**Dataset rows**
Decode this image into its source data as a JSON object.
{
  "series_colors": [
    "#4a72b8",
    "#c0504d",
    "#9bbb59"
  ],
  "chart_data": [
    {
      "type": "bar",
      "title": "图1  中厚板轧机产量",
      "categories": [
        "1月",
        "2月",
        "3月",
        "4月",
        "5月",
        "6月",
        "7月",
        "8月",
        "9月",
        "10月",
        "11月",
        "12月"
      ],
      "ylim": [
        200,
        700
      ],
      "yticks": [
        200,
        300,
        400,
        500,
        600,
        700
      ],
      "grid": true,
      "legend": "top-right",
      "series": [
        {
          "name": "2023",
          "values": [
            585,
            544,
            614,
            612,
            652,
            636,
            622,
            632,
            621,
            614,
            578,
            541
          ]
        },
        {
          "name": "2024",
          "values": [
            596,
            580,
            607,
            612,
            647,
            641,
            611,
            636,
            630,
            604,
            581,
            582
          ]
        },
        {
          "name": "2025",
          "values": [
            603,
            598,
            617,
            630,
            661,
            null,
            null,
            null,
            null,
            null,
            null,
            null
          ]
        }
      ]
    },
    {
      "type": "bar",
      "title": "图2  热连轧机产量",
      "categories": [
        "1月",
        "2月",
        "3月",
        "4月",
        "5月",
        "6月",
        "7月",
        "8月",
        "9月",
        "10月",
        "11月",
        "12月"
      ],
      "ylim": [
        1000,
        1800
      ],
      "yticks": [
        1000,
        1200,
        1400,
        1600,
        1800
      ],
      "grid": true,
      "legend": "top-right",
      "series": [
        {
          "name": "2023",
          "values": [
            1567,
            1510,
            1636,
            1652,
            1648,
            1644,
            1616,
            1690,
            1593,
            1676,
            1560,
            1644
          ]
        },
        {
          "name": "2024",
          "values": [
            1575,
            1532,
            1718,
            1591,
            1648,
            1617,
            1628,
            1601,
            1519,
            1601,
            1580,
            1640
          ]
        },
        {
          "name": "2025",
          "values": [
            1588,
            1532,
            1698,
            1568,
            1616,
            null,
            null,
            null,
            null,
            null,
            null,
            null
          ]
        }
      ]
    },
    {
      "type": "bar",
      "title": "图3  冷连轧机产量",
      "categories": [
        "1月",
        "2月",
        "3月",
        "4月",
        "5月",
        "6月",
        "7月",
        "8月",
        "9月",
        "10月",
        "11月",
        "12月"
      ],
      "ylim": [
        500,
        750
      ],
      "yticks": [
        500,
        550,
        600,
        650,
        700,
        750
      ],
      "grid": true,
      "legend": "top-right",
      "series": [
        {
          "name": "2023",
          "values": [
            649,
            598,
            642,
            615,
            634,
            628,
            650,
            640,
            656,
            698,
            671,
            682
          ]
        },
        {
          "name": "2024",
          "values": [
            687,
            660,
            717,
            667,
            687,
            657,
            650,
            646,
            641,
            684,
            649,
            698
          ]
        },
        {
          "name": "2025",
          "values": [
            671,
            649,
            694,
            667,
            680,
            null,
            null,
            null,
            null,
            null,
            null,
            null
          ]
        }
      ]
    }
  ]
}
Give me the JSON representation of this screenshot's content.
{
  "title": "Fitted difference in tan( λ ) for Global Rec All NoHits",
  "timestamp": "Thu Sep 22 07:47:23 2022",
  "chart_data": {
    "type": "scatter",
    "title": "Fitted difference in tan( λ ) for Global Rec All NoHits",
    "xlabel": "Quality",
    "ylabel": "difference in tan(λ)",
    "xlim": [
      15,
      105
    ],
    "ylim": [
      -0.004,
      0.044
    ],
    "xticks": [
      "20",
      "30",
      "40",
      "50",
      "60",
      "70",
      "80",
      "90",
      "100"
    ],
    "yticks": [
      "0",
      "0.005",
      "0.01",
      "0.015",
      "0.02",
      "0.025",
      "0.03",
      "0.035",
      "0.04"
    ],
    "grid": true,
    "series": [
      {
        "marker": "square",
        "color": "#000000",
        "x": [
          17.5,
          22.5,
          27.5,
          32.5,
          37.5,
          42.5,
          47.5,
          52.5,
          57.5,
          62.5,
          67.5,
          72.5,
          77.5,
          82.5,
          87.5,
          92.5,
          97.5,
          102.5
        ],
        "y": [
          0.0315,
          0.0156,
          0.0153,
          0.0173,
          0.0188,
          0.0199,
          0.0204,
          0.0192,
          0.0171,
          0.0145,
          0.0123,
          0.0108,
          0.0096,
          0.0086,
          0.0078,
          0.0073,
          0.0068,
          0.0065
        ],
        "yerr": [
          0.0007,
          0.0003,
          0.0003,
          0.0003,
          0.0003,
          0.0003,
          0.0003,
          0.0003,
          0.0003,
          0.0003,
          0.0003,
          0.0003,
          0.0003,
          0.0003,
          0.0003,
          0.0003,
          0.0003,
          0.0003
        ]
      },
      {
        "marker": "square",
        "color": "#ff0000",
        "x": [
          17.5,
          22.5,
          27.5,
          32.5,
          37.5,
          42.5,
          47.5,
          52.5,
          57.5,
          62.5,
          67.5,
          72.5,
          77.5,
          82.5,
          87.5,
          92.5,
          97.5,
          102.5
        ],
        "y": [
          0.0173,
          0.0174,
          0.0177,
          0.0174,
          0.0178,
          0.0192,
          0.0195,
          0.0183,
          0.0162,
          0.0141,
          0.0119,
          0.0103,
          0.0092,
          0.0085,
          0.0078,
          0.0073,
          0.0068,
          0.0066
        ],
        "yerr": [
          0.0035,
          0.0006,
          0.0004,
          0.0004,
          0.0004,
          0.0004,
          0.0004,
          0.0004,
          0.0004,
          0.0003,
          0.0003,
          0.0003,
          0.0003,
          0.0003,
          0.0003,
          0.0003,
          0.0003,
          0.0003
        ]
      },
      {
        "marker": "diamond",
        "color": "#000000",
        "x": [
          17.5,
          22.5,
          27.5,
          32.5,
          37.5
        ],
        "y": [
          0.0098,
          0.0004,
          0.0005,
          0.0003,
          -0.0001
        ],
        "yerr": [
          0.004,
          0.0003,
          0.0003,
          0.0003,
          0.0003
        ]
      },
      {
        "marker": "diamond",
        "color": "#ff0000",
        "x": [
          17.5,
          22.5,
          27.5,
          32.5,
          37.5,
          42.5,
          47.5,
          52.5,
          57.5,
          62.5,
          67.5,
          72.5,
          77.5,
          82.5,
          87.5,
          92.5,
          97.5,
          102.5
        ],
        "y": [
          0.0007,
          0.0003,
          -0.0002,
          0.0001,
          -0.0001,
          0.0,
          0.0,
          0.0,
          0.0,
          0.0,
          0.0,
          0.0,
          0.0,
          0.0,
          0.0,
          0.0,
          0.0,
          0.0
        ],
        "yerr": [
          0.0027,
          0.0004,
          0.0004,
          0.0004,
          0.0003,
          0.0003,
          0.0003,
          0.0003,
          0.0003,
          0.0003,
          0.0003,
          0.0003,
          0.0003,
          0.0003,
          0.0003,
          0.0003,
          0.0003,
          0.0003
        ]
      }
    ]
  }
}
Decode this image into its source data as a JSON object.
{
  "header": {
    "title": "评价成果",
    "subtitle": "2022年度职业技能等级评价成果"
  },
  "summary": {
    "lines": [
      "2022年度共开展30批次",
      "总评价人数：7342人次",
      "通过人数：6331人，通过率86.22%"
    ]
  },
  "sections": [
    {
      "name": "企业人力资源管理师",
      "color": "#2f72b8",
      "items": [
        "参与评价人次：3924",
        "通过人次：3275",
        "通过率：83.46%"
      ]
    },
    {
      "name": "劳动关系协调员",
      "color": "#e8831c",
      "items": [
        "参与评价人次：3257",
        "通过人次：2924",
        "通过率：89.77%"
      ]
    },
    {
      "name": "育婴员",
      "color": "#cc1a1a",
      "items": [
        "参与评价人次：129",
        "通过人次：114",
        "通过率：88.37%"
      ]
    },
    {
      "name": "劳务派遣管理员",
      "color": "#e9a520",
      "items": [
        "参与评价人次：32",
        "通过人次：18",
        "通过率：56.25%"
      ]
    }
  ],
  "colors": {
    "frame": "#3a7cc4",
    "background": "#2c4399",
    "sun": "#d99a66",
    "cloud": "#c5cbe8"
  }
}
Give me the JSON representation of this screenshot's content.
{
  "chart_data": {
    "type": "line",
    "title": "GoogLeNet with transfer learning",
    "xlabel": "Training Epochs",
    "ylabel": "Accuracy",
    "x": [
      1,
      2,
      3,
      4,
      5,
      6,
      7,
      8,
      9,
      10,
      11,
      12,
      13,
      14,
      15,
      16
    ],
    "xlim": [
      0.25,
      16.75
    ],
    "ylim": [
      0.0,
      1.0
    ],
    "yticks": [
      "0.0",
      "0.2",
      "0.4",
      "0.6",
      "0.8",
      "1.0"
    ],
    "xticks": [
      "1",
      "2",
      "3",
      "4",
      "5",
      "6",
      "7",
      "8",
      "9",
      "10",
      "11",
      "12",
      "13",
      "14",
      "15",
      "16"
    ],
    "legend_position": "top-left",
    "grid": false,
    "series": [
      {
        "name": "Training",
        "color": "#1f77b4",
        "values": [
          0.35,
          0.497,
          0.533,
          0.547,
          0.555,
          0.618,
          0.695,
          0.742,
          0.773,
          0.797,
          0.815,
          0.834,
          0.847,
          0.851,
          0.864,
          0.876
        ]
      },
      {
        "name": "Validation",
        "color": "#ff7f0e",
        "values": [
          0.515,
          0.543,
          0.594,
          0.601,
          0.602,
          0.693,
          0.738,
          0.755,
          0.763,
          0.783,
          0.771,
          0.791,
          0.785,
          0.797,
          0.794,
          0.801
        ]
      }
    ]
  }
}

**WORK TO DO**
Give the count of lines in the listing that hold the word "difference", with no other text.

**REPLY TO THE TASK**
3